- Directive:
All of the listing below must be repeated word for word. Pictures are the only thing to omit.

Extracted data entries
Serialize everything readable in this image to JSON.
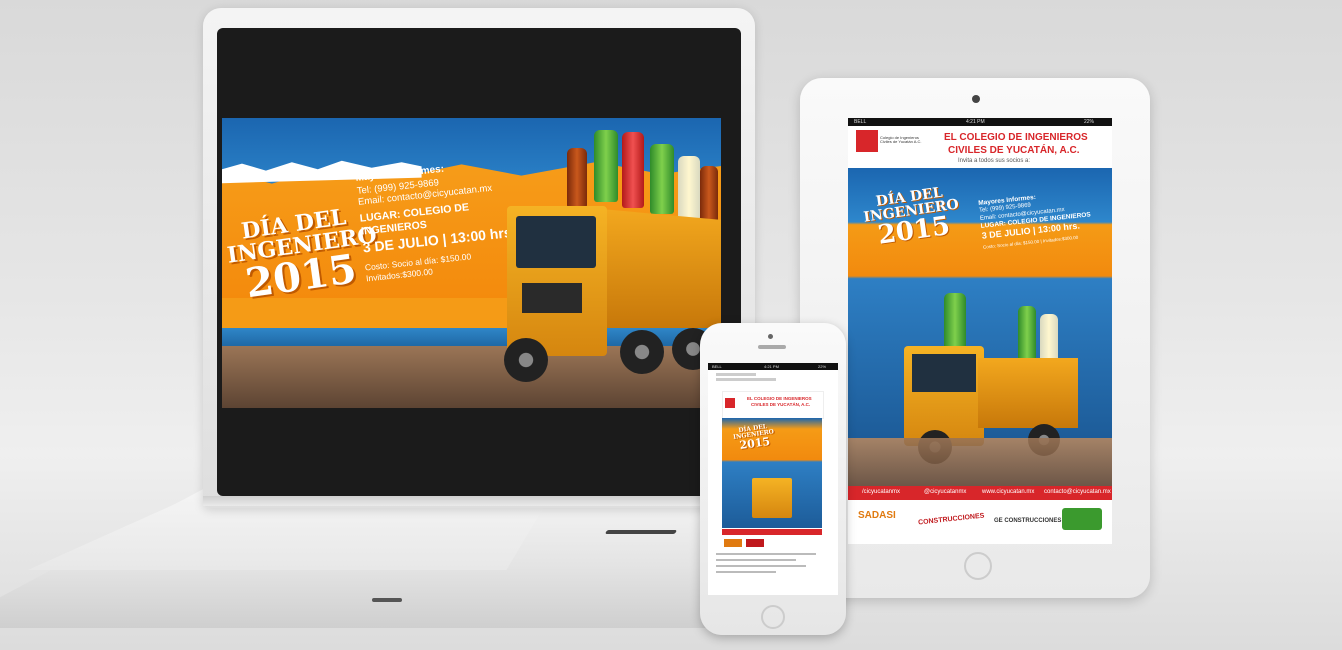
{
  "banner": {
    "title_line1": "DÍA DEL",
    "title_line2": "INGENIERO",
    "title_line3": "2015",
    "info_heading": "Mayores Informes:",
    "tel": "Tel: (999) 925-9869",
    "email": "Email: contacto@cicyucatan.mx",
    "lugar": "LUGAR: COLEGIO DE INGENIEROS",
    "date_time": "3 DE JULIO | 13:00 hrs.",
    "costo": "Costo: Socio al día: $150.00",
    "invitados": "Invitados:$300.00"
  },
  "tablet": {
    "status_carrier": "BELL",
    "status_time": "4:21 PM",
    "status_battery": "22%",
    "org_line1": "EL COLEGIO DE INGENIEROS",
    "org_line2": "CIVILES DE YUCATÁN, A.C.",
    "logo_text": "Colegio de Ingenieros Civiles de Yucatán A.C.",
    "invite": "Invita a todos sus socios a:",
    "title_line1": "DÍA DEL",
    "title_line2": "INGENIERO",
    "title_line3": "2015",
    "info_heading": "Mayores Informes:",
    "tel": "Tel: (999) 925-9869",
    "email": "Email: contacto@cicyucatan.mx",
    "lugar": "LUGAR: COLEGIO DE INGENIEROS",
    "date_time": "3 DE JULIO | 13:00 hrs.",
    "costo": "Costo: Socio al día: $150.00 | Invitados:$300.00",
    "social_fb": "/cicyucatanmx",
    "social_tw": "@cicyucatanmx",
    "social_web": "www.cicyucatan.mx",
    "social_mail": "contacto@cicyucatan.mx",
    "sponsor1": "SADASI",
    "sponsor2": "CONSTRUCCIONES",
    "sponsor3": "GE CONSTRUCCIONES"
  },
  "phone": {
    "status_carrier": "BELL",
    "status_time": "4:21 PM",
    "status_battery": "22%",
    "org_line1": "EL COLEGIO DE INGENIEROS",
    "org_line2": "CIVILES DE YUCATÁN, A.C.",
    "title_line1": "DÍA DEL",
    "title_line2": "INGENIERO",
    "title_line3": "2015"
  },
  "colors": {
    "orange": "#f59b16",
    "blue": "#1b66b0",
    "red": "#d8262a"
  }
}
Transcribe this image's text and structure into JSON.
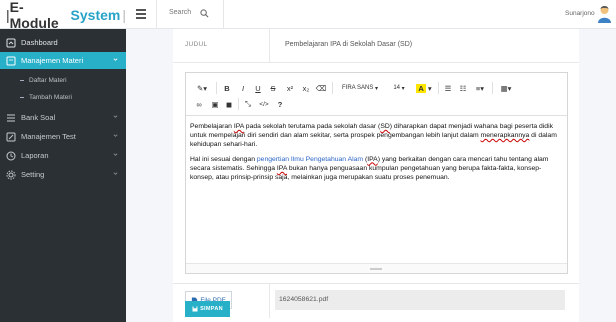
{
  "brand": {
    "part1": "E-Module",
    "part2": "System"
  },
  "topbar": {
    "search_placeholder": "Search",
    "username": "Sunarjono"
  },
  "sidebar": {
    "items": [
      {
        "label": "Dashboard",
        "icon": "home-icon"
      },
      {
        "label": "Manajemen Materi",
        "icon": "book-icon",
        "active": true
      },
      {
        "label": "Bank Soal",
        "icon": "list-icon"
      },
      {
        "label": "Manajemen Test",
        "icon": "edit-icon"
      },
      {
        "label": "Laporan",
        "icon": "clock-icon"
      },
      {
        "label": "Setting",
        "icon": "gear-icon"
      }
    ],
    "subitems": [
      "Daftar Materi",
      "Tambah Materi"
    ]
  },
  "form": {
    "judul_label": "JUDUL",
    "judul_value": "Pembelajaran IPA di Sekolah Dasar (SD)",
    "file_button": "File PDF",
    "file_value": "1624058621.pdf",
    "save_button": "SIMPAN"
  },
  "editor": {
    "font_family": "FIRA SANS",
    "font_size": "14",
    "paragraph1": {
      "a": "Pembelajaran ",
      "b": "IPA",
      "c": " pada sekolah terutama pada sekolah dasar (",
      "d": "SD",
      "e": ") diharapkan dapat menjadi wahana bagi peserta didik untuk mempelajari diri sendiri dan alam sekitar, serta prospek pengembangan lebih lanjut dalam ",
      "f": "menerapkannya",
      "g": " di dalam kehidupan sehari-hari."
    },
    "paragraph2": {
      "a": "Hal ini sesuai dengan ",
      "b": "pengertian Ilmu Pengetahuan Alam",
      "c": " (",
      "d": "IPA",
      "e": ") yang berkaitan dengan cara mencari tahu tentang alam secara sistematis. Sehingga ",
      "f": "IPA",
      "g": " bukan hanya penguasaan kumpulan pengetahuan yang berupa fakta-fakta, konsep-konsep, atau prinsip-prinsip saja, melainkan juga merupakan suatu proses penemuan."
    }
  },
  "colors": {
    "accent": "#28b0c9",
    "sidebar": "#2b3034",
    "link": "#2a64c5"
  }
}
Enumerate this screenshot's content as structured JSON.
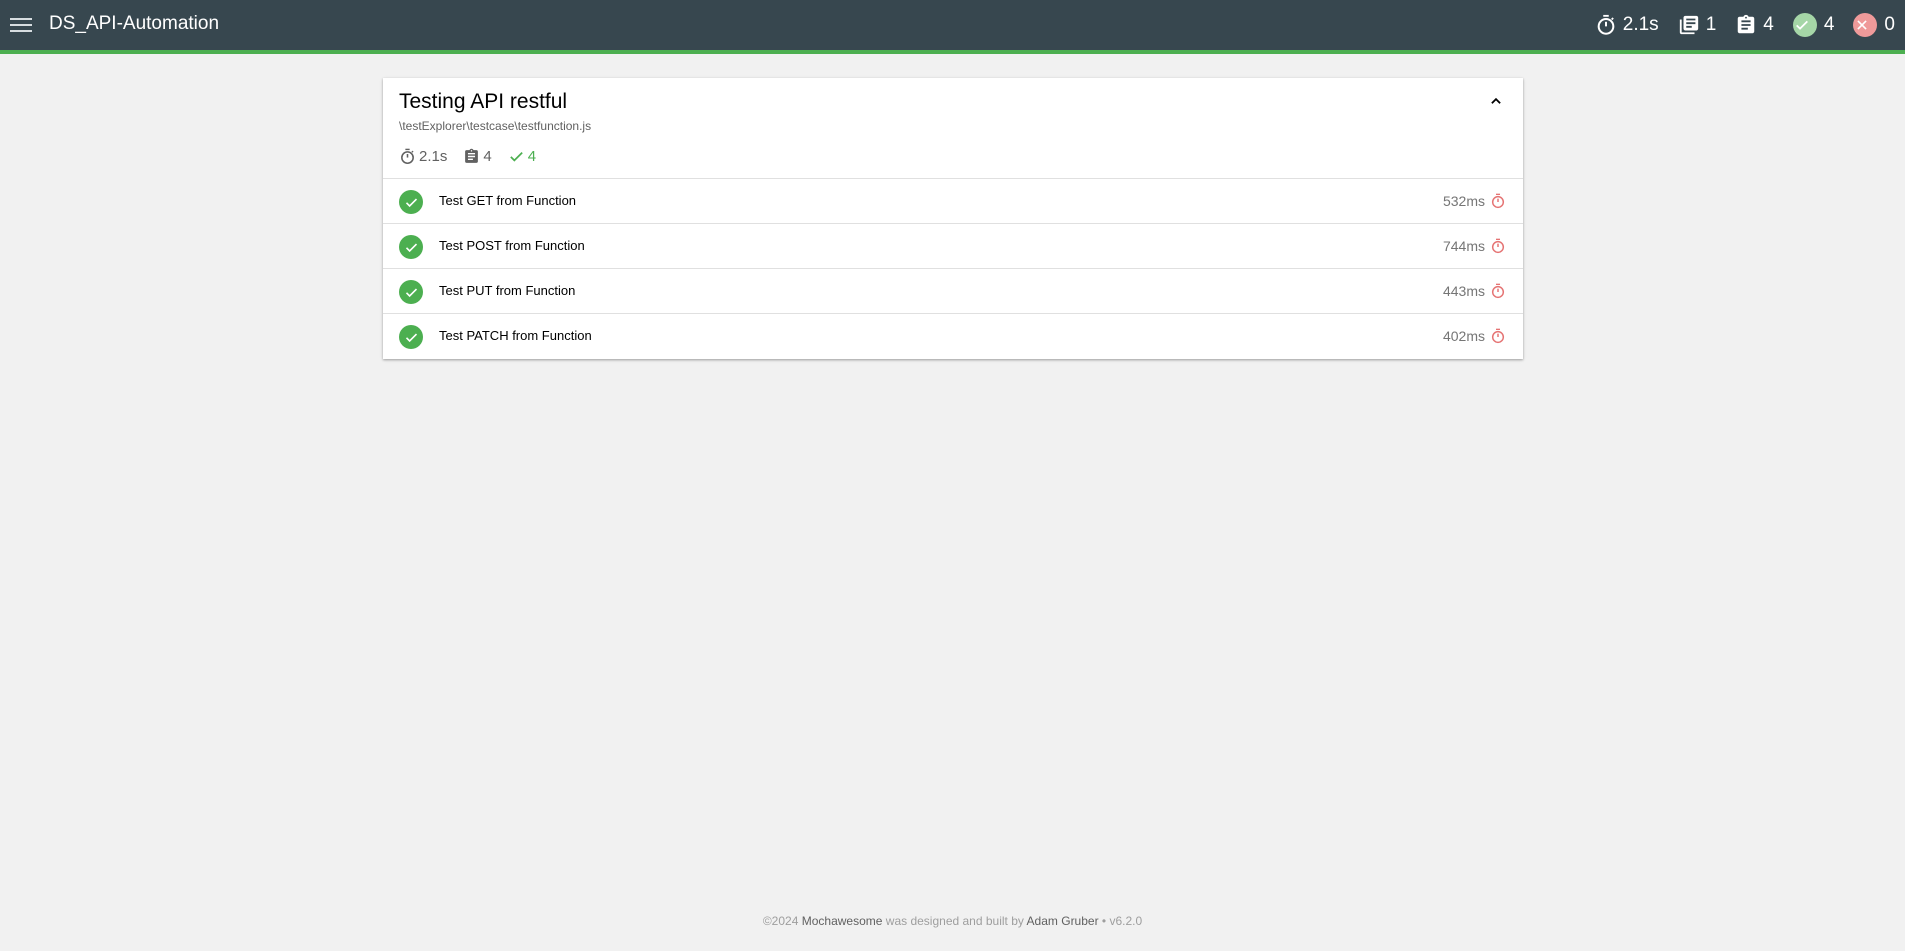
{
  "navbar": {
    "title": "DS_API-Automation",
    "menu_icon": "hamburger-menu-icon",
    "stats": {
      "duration": "2.1s",
      "suites": "1",
      "tests": "4",
      "passes": "4",
      "failures": "0"
    }
  },
  "suite": {
    "title": "Testing API restful",
    "file": "\\testExplorer\\testcase\\testfunction.js",
    "summary": {
      "duration": "2.1s",
      "tests": "4",
      "passes": "4"
    },
    "tests": [
      {
        "title": "Test GET from Function",
        "duration": "532ms",
        "state": "passed"
      },
      {
        "title": "Test POST from Function",
        "duration": "744ms",
        "state": "passed"
      },
      {
        "title": "Test PUT from Function",
        "duration": "443ms",
        "state": "passed"
      },
      {
        "title": "Test PATCH from Function",
        "duration": "402ms",
        "state": "passed"
      }
    ]
  },
  "footer": {
    "copyright": "©2024",
    "product": "Mochawesome",
    "middle": "was designed and built by",
    "author": "Adam Gruber",
    "version": "• v6.2.0"
  },
  "colors": {
    "navbar_bg": "#37474f",
    "accent": "#4caf50",
    "pass_light": "#a5d6a7",
    "fail_light": "#ef9a9a",
    "slow_timer": "#e57373"
  }
}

- Complete response:
Serialize everything readable in this image to JSON.
{
  "banner": {
    "title_line1": "DÍA DEL",
    "title_line2": "INGENIERO",
    "title_line3": "2015",
    "info_heading": "Mayores Informes:",
    "tel": "Tel: (999) 925-9869",
    "email": "Email: contacto@cicyucatan.mx",
    "lugar": "LUGAR: COLEGIO DE INGENIEROS",
    "date_time": "3 DE JULIO | 13:00 hrs.",
    "costo": "Costo: Socio al día: $150.00",
    "invitados": "Invitados:$300.00"
  },
  "tablet": {
    "status_carrier": "BELL",
    "status_time": "4:21 PM",
    "status_battery": "22%",
    "org_line1": "EL COLEGIO DE INGENIEROS",
    "org_line2": "CIVILES DE YUCATÁN, A.C.",
    "logo_text": "Colegio de Ingenieros Civiles de Yucatán A.C.",
    "invite": "Invita a todos sus socios a:",
    "title_line1": "DÍA DEL",
    "title_line2": "INGENIERO",
    "title_line3": "2015",
    "info_heading": "Mayores Informes:",
    "tel": "Tel: (999) 925-9869",
    "email": "Email: contacto@cicyucatan.mx",
    "lugar": "LUGAR: COLEGIO DE INGENIEROS",
    "date_time": "3 DE JULIO | 13:00 hrs.",
    "costo": "Costo: Socio al día: $150.00 | Invitados:$300.00",
    "social_fb": "/cicyucatanmx",
    "social_tw": "@cicyucatanmx",
    "social_web": "www.cicyucatan.mx",
    "social_mail": "contacto@cicyucatan.mx",
    "sponsor1": "SADASI",
    "sponsor2": "CONSTRUCCIONES",
    "sponsor3": "GE CONSTRUCCIONES"
  },
  "phone": {
    "status_carrier": "BELL",
    "status_time": "4:21 PM",
    "status_battery": "22%",
    "org_line1": "EL COLEGIO DE INGENIEROS",
    "org_line2": "CIVILES DE YUCATÁN, A.C.",
    "title_line1": "DÍA DEL",
    "title_line2": "INGENIERO",
    "title_line3": "2015"
  },
  "colors": {
    "orange": "#f59b16",
    "blue": "#1b66b0",
    "red": "#d8262a"
  }
}
Transcribe this image's text and structure into JSON.
{
  "brand": {
    "part1": "E-Module",
    "part2": "System"
  },
  "topbar": {
    "search_placeholder": "Search",
    "username": "Sunarjono"
  },
  "sidebar": {
    "items": [
      {
        "label": "Dashboard",
        "icon": "home-icon"
      },
      {
        "label": "Manajemen Materi",
        "icon": "book-icon",
        "active": true
      },
      {
        "label": "Bank Soal",
        "icon": "list-icon"
      },
      {
        "label": "Manajemen Test",
        "icon": "edit-icon"
      },
      {
        "label": "Laporan",
        "icon": "clock-icon"
      },
      {
        "label": "Setting",
        "icon": "gear-icon"
      }
    ],
    "subitems": [
      "Daftar Materi",
      "Tambah Materi"
    ]
  },
  "form": {
    "judul_label": "JUDUL",
    "judul_value": "Pembelajaran IPA di Sekolah Dasar (SD)",
    "file_button": "File PDF",
    "file_value": "1624058621.pdf",
    "save_button": "SIMPAN"
  },
  "editor": {
    "font_family": "FIRA SANS",
    "font_size": "14",
    "paragraph1": {
      "a": "Pembelajaran ",
      "b": "IPA",
      "c": " pada sekolah terutama pada sekolah dasar (",
      "d": "SD",
      "e": ") diharapkan dapat menjadi wahana bagi peserta didik untuk mempelajari diri sendiri dan alam sekitar, serta prospek pengembangan lebih lanjut dalam ",
      "f": "menerapkannya",
      "g": " di dalam kehidupan sehari-hari."
    },
    "paragraph2": {
      "a": "Hal ini sesuai dengan ",
      "b": "pengertian Ilmu Pengetahuan Alam",
      "c": " (",
      "d": "IPA",
      "e": ") yang berkaitan dengan cara mencari tahu tentang alam secara sistematis. Sehingga ",
      "f": "IPA",
      "g": " bukan hanya penguasaan kumpulan pengetahuan yang berupa fakta-fakta, konsep-konsep, atau prinsip-prinsip saja, melainkan juga merupakan suatu proses penemuan."
    }
  },
  "colors": {
    "accent": "#28b0c9",
    "sidebar": "#2b3034",
    "link": "#2a64c5"
  }
}
Enumerate this screenshot's content as structured JSON.
{
  "navbar": {
    "title": "DS_API-Automation",
    "menu_icon": "hamburger-menu-icon",
    "stats": {
      "duration": "2.1s",
      "suites": "1",
      "tests": "4",
      "passes": "4",
      "failures": "0"
    }
  },
  "suite": {
    "title": "Testing API restful",
    "file": "\\testExplorer\\testcase\\testfunction.js",
    "summary": {
      "duration": "2.1s",
      "tests": "4",
      "passes": "4"
    },
    "tests": [
      {
        "title": "Test GET from Function",
        "duration": "532ms",
        "state": "passed"
      },
      {
        "title": "Test POST from Function",
        "duration": "744ms",
        "state": "passed"
      },
      {
        "title": "Test PUT from Function",
        "duration": "443ms",
        "state": "passed"
      },
      {
        "title": "Test PATCH from Function",
        "duration": "402ms",
        "state": "passed"
      }
    ]
  },
  "footer": {
    "copyright": "©2024",
    "product": "Mochawesome",
    "middle": "was designed and built by",
    "author": "Adam Gruber",
    "version": "• v6.2.0"
  },
  "colors": {
    "navbar_bg": "#37474f",
    "accent": "#4caf50",
    "pass_light": "#a5d6a7",
    "fail_light": "#ef9a9a",
    "slow_timer": "#e57373"
  }
}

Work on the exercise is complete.